[Set exercise]:
Copy each line of the listing below exactly.

[Data to use]:
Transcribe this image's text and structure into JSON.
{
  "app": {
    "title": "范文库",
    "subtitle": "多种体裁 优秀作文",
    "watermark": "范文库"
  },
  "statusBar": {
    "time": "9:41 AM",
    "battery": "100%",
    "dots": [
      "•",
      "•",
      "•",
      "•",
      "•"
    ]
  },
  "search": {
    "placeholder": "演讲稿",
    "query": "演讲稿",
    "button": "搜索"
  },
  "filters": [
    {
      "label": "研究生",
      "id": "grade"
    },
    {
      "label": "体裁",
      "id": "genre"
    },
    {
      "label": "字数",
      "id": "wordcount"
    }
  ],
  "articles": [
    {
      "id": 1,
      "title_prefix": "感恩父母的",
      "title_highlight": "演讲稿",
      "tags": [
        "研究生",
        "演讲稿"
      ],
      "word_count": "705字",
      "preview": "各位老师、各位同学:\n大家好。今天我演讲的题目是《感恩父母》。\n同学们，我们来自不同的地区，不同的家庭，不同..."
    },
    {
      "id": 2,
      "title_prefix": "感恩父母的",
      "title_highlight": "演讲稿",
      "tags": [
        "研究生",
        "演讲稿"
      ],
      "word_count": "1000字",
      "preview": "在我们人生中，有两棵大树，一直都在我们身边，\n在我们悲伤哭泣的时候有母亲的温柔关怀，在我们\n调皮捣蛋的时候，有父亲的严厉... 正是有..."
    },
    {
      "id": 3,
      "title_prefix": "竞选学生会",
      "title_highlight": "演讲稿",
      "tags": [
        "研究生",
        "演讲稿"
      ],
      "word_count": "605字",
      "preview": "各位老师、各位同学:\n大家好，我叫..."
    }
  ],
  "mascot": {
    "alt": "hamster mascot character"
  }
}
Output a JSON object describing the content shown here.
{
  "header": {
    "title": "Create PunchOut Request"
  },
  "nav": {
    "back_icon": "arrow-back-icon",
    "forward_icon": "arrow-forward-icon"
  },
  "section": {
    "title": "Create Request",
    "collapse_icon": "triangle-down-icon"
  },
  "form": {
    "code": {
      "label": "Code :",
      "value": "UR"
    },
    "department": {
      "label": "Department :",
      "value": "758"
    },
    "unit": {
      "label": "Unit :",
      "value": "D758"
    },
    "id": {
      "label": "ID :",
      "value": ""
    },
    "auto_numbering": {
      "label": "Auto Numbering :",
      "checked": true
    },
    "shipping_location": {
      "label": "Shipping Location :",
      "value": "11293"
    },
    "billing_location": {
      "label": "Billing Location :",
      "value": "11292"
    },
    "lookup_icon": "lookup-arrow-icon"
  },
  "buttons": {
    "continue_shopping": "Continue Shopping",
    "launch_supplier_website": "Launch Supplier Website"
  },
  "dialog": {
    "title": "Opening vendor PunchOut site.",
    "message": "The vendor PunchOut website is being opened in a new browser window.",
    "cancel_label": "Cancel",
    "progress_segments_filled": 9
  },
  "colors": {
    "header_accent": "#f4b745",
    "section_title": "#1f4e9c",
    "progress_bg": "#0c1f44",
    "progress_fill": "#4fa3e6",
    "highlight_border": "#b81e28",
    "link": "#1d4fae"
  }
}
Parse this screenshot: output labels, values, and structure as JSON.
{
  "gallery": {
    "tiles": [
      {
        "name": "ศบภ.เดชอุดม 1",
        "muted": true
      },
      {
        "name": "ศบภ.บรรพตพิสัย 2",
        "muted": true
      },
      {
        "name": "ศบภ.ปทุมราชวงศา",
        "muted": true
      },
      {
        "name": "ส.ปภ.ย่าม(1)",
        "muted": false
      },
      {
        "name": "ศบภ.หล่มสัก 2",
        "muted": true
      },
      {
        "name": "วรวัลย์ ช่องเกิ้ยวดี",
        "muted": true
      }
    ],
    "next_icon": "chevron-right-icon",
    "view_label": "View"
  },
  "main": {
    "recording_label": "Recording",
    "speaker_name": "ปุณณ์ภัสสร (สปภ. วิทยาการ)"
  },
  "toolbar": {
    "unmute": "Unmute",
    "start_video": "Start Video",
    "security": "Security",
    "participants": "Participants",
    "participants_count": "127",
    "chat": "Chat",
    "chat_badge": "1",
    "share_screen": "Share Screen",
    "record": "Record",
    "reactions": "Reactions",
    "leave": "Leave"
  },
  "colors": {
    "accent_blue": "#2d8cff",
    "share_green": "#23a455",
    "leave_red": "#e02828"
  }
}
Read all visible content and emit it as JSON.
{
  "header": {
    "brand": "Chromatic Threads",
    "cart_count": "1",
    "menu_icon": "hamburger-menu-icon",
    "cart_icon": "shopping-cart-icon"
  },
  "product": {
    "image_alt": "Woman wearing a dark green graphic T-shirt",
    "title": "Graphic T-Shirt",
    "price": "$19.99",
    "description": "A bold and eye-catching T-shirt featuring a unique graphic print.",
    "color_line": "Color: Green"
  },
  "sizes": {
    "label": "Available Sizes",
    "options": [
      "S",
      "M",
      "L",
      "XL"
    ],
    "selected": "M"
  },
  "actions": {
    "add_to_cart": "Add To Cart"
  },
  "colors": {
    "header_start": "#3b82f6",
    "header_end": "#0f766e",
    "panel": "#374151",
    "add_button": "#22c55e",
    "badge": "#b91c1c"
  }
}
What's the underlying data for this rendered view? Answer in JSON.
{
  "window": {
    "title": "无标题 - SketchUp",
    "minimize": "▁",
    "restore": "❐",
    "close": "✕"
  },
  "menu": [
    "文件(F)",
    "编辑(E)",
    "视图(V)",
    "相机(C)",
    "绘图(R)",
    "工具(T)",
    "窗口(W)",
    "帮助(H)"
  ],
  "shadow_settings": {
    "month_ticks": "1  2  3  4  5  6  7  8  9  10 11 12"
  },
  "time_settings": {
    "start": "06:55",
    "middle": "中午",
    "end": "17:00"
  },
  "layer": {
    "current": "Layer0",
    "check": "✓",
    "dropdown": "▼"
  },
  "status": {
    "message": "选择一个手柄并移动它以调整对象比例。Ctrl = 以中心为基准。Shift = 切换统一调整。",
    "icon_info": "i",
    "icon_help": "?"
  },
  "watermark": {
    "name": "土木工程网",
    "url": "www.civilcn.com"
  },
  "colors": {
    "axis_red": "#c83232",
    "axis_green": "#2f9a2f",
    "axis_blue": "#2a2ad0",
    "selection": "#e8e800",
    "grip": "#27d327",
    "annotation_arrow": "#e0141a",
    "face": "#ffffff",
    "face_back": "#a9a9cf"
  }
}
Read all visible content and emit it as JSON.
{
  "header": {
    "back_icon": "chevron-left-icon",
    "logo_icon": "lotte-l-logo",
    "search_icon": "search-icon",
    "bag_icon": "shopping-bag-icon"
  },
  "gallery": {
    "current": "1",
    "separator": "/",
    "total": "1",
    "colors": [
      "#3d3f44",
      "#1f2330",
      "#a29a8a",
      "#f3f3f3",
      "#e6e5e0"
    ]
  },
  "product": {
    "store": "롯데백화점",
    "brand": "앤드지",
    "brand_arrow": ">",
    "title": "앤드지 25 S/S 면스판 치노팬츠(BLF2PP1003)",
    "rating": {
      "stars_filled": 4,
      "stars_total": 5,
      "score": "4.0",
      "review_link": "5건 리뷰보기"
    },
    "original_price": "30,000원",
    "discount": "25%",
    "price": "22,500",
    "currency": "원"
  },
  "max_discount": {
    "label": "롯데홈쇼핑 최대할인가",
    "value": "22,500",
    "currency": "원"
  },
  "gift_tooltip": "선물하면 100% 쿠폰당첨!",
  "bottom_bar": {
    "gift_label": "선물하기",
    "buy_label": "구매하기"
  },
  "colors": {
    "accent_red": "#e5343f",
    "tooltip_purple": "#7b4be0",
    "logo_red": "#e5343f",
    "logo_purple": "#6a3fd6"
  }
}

[The output]:
Transcribe this image's text and structure into JSON.
{
  "app": {
    "title": "范文库",
    "subtitle": "多种体裁 优秀作文",
    "watermark": "范文库"
  },
  "statusBar": {
    "time": "9:41 AM",
    "battery": "100%",
    "dots": [
      "•",
      "•",
      "•",
      "•",
      "•"
    ]
  },
  "search": {
    "placeholder": "演讲稿",
    "query": "演讲稿",
    "button": "搜索"
  },
  "filters": [
    {
      "label": "研究生",
      "id": "grade"
    },
    {
      "label": "体裁",
      "id": "genre"
    },
    {
      "label": "字数",
      "id": "wordcount"
    }
  ],
  "articles": [
    {
      "id": 1,
      "title_prefix": "感恩父母的",
      "title_highlight": "演讲稿",
      "tags": [
        "研究生",
        "演讲稿"
      ],
      "word_count": "705字",
      "preview": "各位老师、各位同学:\n大家好。今天我演讲的题目是《感恩父母》。\n同学们，我们来自不同的地区，不同的家庭，不同..."
    },
    {
      "id": 2,
      "title_prefix": "感恩父母的",
      "title_highlight": "演讲稿",
      "tags": [
        "研究生",
        "演讲稿"
      ],
      "word_count": "1000字",
      "preview": "在我们人生中，有两棵大树，一直都在我们身边，\n在我们悲伤哭泣的时候有母亲的温柔关怀，在我们\n调皮捣蛋的时候，有父亲的严厉... 正是有..."
    },
    {
      "id": 3,
      "title_prefix": "竞选学生会",
      "title_highlight": "演讲稿",
      "tags": [
        "研究生",
        "演讲稿"
      ],
      "word_count": "605字",
      "preview": "各位老师、各位同学:\n大家好，我叫..."
    }
  ],
  "mascot": {
    "alt": "hamster mascot character"
  }
}
Output a JSON object describing the content shown here.
{
  "header": {
    "title": "Create PunchOut Request"
  },
  "nav": {
    "back_icon": "arrow-back-icon",
    "forward_icon": "arrow-forward-icon"
  },
  "section": {
    "title": "Create Request",
    "collapse_icon": "triangle-down-icon"
  },
  "form": {
    "code": {
      "label": "Code :",
      "value": "UR"
    },
    "department": {
      "label": "Department :",
      "value": "758"
    },
    "unit": {
      "label": "Unit :",
      "value": "D758"
    },
    "id": {
      "label": "ID :",
      "value": ""
    },
    "auto_numbering": {
      "label": "Auto Numbering :",
      "checked": true
    },
    "shipping_location": {
      "label": "Shipping Location :",
      "value": "11293"
    },
    "billing_location": {
      "label": "Billing Location :",
      "value": "11292"
    },
    "lookup_icon": "lookup-arrow-icon"
  },
  "buttons": {
    "continue_shopping": "Continue Shopping",
    "launch_supplier_website": "Launch Supplier Website"
  },
  "dialog": {
    "title": "Opening vendor PunchOut site.",
    "message": "The vendor PunchOut website is being opened in a new browser window.",
    "cancel_label": "Cancel",
    "progress_segments_filled": 9
  },
  "colors": {
    "header_accent": "#f4b745",
    "section_title": "#1f4e9c",
    "progress_bg": "#0c1f44",
    "progress_fill": "#4fa3e6",
    "highlight_border": "#b81e28",
    "link": "#1d4fae"
  }
}
Parse this screenshot: output labels, values, and structure as JSON.
{
  "gallery": {
    "tiles": [
      {
        "name": "ศบภ.เดชอุดม 1",
        "muted": true
      },
      {
        "name": "ศบภ.บรรพตพิสัย 2",
        "muted": true
      },
      {
        "name": "ศบภ.ปทุมราชวงศา",
        "muted": true
      },
      {
        "name": "ส.ปภ.ย่าม(1)",
        "muted": false
      },
      {
        "name": "ศบภ.หล่มสัก 2",
        "muted": true
      },
      {
        "name": "วรวัลย์ ช่องเกิ้ยวดี",
        "muted": true
      }
    ],
    "next_icon": "chevron-right-icon",
    "view_label": "View"
  },
  "main": {
    "recording_label": "Recording",
    "speaker_name": "ปุณณ์ภัสสร (สปภ. วิทยาการ)"
  },
  "toolbar": {
    "unmute": "Unmute",
    "start_video": "Start Video",
    "security": "Security",
    "participants": "Participants",
    "participants_count": "127",
    "chat": "Chat",
    "chat_badge": "1",
    "share_screen": "Share Screen",
    "record": "Record",
    "reactions": "Reactions",
    "leave": "Leave"
  },
  "colors": {
    "accent_blue": "#2d8cff",
    "share_green": "#23a455",
    "leave_red": "#e02828"
  }
}
Read all visible content and emit it as JSON.
{
  "header": {
    "brand": "Chromatic Threads",
    "cart_count": "1",
    "menu_icon": "hamburger-menu-icon",
    "cart_icon": "shopping-cart-icon"
  },
  "product": {
    "image_alt": "Woman wearing a dark green graphic T-shirt",
    "title": "Graphic T-Shirt",
    "price": "$19.99",
    "description": "A bold and eye-catching T-shirt featuring a unique graphic print.",
    "color_line": "Color: Green"
  },
  "sizes": {
    "label": "Available Sizes",
    "options": [
      "S",
      "M",
      "L",
      "XL"
    ],
    "selected": "M"
  },
  "actions": {
    "add_to_cart": "Add To Cart"
  },
  "colors": {
    "header_start": "#3b82f6",
    "header_end": "#0f766e",
    "panel": "#374151",
    "add_button": "#22c55e",
    "badge": "#b91c1c"
  }
}
What's the underlying data for this rendered view? Answer in JSON.
{
  "window": {
    "title": "无标题 - SketchUp",
    "minimize": "▁",
    "restore": "❐",
    "close": "✕"
  },
  "menu": [
    "文件(F)",
    "编辑(E)",
    "视图(V)",
    "相机(C)",
    "绘图(R)",
    "工具(T)",
    "窗口(W)",
    "帮助(H)"
  ],
  "shadow_settings": {
    "month_ticks": "1  2  3  4  5  6  7  8  9  10 11 12"
  },
  "time_settings": {
    "start": "06:55",
    "middle": "中午",
    "end": "17:00"
  },
  "layer": {
    "current": "Layer0",
    "check": "✓",
    "dropdown": "▼"
  },
  "status": {
    "message": "选择一个手柄并移动它以调整对象比例。Ctrl = 以中心为基准。Shift = 切换统一调整。",
    "icon_info": "i",
    "icon_help": "?"
  },
  "watermark": {
    "name": "土木工程网",
    "url": "www.civilcn.com"
  },
  "colors": {
    "axis_red": "#c83232",
    "axis_green": "#2f9a2f",
    "axis_blue": "#2a2ad0",
    "selection": "#e8e800",
    "grip": "#27d327",
    "annotation_arrow": "#e0141a",
    "face": "#ffffff",
    "face_back": "#a9a9cf"
  }
}
Read all visible content and emit it as JSON.
{
  "header": {
    "back_icon": "chevron-left-icon",
    "logo_icon": "lotte-l-logo",
    "search_icon": "search-icon",
    "bag_icon": "shopping-bag-icon"
  },
  "gallery": {
    "current": "1",
    "separator": "/",
    "total": "1",
    "colors": [
      "#3d3f44",
      "#1f2330",
      "#a29a8a",
      "#f3f3f3",
      "#e6e5e0"
    ]
  },
  "product": {
    "store": "롯데백화점",
    "brand": "앤드지",
    "brand_arrow": ">",
    "title": "앤드지 25 S/S 면스판 치노팬츠(BLF2PP1003)",
    "rating": {
      "stars_filled": 4,
      "stars_total": 5,
      "score": "4.0",
      "review_link": "5건 리뷰보기"
    },
    "original_price": "30,000원",
    "discount": "25%",
    "price": "22,500",
    "currency": "원"
  },
  "max_discount": {
    "label": "롯데홈쇼핑 최대할인가",
    "value": "22,500",
    "currency": "원"
  },
  "gift_tooltip": "선물하면 100% 쿠폰당첨!",
  "bottom_bar": {
    "gift_label": "선물하기",
    "buy_label": "구매하기"
  },
  "colors": {
    "accent_red": "#e5343f",
    "tooltip_purple": "#7b4be0",
    "logo_red": "#e5343f",
    "logo_purple": "#6a3fd6"
  }
}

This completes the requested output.